--- START DATA SUPPLIED ---
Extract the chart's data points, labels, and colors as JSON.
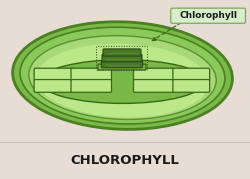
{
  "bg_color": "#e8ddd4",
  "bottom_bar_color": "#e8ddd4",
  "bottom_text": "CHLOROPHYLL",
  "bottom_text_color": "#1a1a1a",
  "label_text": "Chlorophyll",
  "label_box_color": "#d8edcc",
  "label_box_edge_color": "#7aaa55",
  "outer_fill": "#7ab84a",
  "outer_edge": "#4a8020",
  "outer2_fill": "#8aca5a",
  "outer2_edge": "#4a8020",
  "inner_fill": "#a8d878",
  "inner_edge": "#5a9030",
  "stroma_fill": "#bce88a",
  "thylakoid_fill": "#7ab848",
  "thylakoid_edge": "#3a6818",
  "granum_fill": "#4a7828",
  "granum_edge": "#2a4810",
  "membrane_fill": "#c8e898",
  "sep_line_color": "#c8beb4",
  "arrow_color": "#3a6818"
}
--- END DATA SUPPLIED ---
--- START DATA SUPPLIED ---
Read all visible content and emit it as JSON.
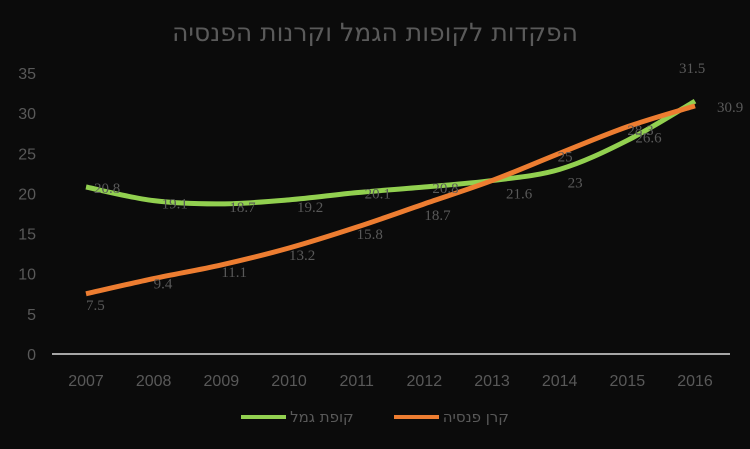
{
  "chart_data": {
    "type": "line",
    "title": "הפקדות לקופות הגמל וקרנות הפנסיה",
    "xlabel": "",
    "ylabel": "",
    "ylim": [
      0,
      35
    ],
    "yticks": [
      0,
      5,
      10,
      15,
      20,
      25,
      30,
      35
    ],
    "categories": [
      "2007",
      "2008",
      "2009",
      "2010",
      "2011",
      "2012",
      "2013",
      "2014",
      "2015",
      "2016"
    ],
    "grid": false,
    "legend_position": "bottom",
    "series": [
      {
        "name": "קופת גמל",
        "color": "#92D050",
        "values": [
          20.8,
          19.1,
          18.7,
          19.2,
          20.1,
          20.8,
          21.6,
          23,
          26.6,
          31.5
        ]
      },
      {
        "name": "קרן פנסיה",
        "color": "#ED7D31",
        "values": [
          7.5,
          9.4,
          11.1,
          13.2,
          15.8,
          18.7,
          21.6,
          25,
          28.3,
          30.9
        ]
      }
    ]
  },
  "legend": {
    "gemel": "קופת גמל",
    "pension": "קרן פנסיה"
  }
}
--- END DATA SUPPLIED ---
WHAT YOU WILL DO => Take every line that includes the string "JSON" and copy it.

COMPLETE ANSWER =>
Extract the chart's data points, labels, and colors as JSON.
Read all visible content and emit it as JSON.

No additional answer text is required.